In the listing below, count the lines containing the string "title" and state only the number.

═════ INFORMATION GIVEN

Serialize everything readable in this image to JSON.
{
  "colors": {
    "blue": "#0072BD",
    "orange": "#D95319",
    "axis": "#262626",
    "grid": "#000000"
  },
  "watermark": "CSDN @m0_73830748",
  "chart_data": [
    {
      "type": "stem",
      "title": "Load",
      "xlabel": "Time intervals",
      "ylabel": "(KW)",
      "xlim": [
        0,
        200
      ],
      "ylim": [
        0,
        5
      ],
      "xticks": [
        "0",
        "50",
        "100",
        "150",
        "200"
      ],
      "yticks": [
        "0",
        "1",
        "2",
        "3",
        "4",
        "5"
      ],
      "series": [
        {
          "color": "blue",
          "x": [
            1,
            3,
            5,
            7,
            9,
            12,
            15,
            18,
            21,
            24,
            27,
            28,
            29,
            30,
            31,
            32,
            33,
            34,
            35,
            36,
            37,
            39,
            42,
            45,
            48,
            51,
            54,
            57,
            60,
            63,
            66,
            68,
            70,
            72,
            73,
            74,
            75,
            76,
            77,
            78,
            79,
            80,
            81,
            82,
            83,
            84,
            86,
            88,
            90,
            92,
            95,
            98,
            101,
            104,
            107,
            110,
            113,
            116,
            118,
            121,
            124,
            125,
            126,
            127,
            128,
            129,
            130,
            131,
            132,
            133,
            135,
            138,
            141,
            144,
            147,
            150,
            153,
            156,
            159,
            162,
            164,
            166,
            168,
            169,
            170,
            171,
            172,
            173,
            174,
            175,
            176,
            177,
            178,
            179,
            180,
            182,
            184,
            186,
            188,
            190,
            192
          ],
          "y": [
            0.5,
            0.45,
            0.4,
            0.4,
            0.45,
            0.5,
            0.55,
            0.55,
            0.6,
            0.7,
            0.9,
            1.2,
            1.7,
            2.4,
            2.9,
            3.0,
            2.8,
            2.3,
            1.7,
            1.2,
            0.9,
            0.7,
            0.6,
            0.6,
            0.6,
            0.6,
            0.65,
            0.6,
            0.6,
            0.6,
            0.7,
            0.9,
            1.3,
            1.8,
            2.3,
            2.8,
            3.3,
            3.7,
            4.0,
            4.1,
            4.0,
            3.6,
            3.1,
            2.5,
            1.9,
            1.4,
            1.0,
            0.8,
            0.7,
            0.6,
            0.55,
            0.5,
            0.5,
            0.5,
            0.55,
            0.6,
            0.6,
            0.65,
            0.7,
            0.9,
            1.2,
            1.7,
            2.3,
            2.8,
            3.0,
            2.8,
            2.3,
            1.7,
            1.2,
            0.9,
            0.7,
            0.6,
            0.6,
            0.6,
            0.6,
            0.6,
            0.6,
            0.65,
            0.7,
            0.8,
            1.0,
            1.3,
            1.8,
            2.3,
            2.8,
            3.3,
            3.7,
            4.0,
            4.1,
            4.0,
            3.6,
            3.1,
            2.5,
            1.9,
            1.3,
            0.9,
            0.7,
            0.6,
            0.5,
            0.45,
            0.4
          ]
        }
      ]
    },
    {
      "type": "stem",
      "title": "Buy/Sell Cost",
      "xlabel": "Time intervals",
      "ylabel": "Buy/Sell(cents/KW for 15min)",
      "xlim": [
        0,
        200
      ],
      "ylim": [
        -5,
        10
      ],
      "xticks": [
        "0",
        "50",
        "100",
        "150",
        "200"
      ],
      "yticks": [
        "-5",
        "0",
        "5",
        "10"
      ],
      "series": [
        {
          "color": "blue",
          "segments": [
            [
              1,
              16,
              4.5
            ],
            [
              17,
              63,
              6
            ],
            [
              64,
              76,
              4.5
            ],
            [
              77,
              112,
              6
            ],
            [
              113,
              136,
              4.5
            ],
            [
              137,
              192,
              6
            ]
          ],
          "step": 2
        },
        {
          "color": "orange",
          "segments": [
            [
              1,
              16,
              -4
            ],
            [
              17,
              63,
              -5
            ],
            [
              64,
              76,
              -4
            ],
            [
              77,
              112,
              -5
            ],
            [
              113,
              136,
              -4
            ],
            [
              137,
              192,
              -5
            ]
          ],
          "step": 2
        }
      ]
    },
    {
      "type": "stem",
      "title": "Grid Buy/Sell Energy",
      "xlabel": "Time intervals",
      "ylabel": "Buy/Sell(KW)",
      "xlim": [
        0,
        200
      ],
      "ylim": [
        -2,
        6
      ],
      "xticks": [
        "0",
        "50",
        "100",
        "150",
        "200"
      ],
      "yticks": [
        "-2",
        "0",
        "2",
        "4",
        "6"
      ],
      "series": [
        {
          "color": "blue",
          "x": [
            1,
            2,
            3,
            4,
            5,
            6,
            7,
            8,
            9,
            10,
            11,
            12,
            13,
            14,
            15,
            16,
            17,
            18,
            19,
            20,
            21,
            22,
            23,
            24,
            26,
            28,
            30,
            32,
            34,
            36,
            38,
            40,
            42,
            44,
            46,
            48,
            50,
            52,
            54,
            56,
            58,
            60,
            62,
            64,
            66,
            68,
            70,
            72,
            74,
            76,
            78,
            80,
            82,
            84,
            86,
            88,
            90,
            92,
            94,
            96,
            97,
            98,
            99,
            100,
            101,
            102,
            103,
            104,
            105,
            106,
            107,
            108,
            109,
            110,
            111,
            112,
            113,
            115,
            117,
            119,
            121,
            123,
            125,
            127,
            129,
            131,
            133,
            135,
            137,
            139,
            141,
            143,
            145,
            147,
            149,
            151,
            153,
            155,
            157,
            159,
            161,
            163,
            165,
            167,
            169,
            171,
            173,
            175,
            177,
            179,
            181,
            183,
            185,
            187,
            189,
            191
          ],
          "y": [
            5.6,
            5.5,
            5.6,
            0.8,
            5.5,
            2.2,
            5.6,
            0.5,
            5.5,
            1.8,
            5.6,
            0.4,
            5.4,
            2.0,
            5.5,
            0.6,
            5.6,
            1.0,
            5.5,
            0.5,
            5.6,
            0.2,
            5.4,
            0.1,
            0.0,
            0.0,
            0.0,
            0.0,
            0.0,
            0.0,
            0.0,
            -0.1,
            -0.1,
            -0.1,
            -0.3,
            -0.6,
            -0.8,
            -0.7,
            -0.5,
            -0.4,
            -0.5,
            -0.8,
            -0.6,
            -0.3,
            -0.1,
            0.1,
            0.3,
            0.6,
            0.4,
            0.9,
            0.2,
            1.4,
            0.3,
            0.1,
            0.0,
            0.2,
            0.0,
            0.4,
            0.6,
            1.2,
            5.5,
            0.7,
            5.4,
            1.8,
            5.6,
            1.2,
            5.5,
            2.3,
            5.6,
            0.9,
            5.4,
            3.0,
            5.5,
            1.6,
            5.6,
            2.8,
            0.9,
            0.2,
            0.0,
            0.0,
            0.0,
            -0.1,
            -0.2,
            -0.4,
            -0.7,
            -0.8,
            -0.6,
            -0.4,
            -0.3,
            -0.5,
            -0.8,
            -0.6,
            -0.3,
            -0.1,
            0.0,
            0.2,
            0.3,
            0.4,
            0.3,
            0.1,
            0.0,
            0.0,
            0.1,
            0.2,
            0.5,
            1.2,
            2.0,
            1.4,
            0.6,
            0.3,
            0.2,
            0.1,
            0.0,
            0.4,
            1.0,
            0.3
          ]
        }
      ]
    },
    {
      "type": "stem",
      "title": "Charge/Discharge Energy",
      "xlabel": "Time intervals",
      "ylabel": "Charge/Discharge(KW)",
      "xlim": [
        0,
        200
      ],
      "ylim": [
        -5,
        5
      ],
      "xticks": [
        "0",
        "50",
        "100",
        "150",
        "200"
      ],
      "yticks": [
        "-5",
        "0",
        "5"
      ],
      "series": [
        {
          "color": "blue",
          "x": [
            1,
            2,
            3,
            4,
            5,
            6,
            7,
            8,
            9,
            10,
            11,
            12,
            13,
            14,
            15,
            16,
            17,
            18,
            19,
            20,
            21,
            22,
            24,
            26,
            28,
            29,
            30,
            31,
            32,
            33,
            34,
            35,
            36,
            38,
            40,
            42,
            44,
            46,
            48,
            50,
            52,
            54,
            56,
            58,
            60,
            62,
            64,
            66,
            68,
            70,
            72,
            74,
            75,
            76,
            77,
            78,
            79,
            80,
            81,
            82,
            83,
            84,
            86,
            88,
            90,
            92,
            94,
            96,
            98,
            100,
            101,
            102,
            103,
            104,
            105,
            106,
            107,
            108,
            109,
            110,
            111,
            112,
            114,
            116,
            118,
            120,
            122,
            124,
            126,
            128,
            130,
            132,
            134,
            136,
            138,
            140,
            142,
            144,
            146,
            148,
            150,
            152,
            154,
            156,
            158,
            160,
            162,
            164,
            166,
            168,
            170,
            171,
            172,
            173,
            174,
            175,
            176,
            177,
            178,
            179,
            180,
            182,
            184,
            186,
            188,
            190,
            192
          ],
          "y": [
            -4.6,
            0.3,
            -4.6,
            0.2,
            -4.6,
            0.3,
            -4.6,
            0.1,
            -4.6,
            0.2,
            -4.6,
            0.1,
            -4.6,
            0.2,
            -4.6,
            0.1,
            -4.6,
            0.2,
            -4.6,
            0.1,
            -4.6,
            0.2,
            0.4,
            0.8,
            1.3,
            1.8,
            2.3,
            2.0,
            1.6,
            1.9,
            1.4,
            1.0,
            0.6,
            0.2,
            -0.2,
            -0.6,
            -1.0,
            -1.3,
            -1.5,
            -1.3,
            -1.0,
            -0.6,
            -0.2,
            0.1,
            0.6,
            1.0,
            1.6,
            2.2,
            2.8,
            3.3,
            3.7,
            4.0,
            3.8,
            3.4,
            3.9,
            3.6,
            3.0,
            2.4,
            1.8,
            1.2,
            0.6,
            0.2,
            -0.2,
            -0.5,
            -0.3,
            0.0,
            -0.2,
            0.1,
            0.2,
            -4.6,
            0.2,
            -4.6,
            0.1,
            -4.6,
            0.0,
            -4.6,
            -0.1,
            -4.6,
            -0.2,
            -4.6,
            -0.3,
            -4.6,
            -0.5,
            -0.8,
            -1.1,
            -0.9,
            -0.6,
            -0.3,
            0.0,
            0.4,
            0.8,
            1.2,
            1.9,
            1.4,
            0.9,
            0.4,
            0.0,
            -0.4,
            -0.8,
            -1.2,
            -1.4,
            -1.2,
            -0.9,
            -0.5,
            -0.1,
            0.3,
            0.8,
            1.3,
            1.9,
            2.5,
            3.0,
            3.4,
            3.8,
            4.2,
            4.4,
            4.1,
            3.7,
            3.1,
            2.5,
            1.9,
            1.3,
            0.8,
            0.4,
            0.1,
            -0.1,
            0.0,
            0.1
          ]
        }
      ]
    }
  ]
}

══════════

REPLY TO THE EXERCISE - 4